§ **TASK STATEMENT**:
Make an exact copy of all the entries below, with the pictures left out.

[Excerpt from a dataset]
-------------------------
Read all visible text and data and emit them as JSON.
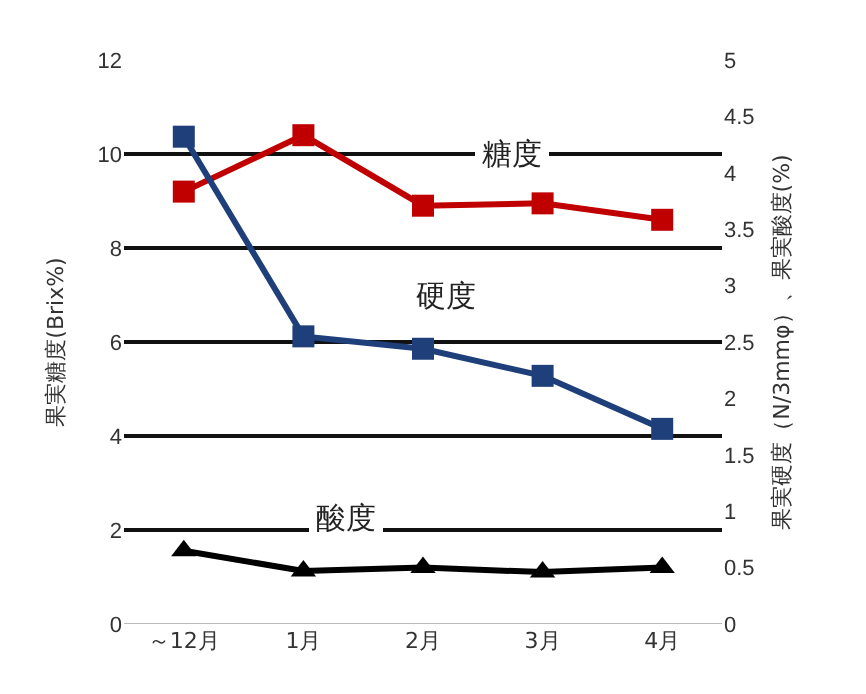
{
  "chart_data": {
    "type": "line",
    "ylabel": "果実糖度(Brix%)",
    "y2label": "果実硬度（N/3mmφ）、果実酸度(%)",
    "categories": [
      "～12月",
      "1月",
      "2月",
      "3月",
      "4月"
    ],
    "series": [
      {
        "name": "糖度",
        "color": "#c00000",
        "values": [
          9.2,
          10.4,
          8.9,
          8.95,
          8.6
        ],
        "marker": "square"
      },
      {
        "name": "硬度",
        "color": "#1f3f7a",
        "values": [
          4.32,
          2.55,
          2.44,
          2.2,
          1.73
        ],
        "axis": "y2",
        "marker": "square"
      },
      {
        "name": "酸度",
        "color": "#000000",
        "values": [
          0.65,
          0.47,
          0.5,
          0.46,
          0.5
        ],
        "axis": "y2",
        "marker": "triangle"
      }
    ],
    "ylim": [
      0,
      12
    ],
    "yticks": [
      0,
      2,
      4,
      6,
      8,
      10,
      12
    ],
    "y2lim": [
      0,
      5
    ],
    "y2ticks": [
      0,
      0.5,
      1,
      1.5,
      2,
      2.5,
      3,
      3.5,
      4,
      4.5,
      5
    ],
    "grid": "y",
    "legend": false,
    "line_style": "solid"
  }
}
-------------------------
§ **RESPONSE**:
Read all visible text and data and emit them as JSON.
{
  "chart_data": {
    "type": "line",
    "ylabel": "果実糖度(Brix%)",
    "y2label": "果実硬度（N/3mmφ）、果実酸度(%)",
    "categories": [
      "～12月",
      "1月",
      "2月",
      "3月",
      "4月"
    ],
    "series": [
      {
        "name": "糖度",
        "color": "#c00000",
        "values": [
          9.2,
          10.4,
          8.9,
          8.95,
          8.6
        ],
        "marker": "square"
      },
      {
        "name": "硬度",
        "color": "#1f3f7a",
        "values": [
          4.32,
          2.55,
          2.44,
          2.2,
          1.73
        ],
        "axis": "y2",
        "marker": "square"
      },
      {
        "name": "酸度",
        "color": "#000000",
        "values": [
          0.65,
          0.47,
          0.5,
          0.46,
          0.5
        ],
        "axis": "y2",
        "marker": "triangle"
      }
    ],
    "ylim": [
      0,
      12
    ],
    "yticks": [
      0,
      2,
      4,
      6,
      8,
      10,
      12
    ],
    "y2lim": [
      0,
      5
    ],
    "y2ticks": [
      0,
      0.5,
      1,
      1.5,
      2,
      2.5,
      3,
      3.5,
      4,
      4.5,
      5
    ],
    "grid": "y",
    "legend": false,
    "line_style": "solid"
  }
}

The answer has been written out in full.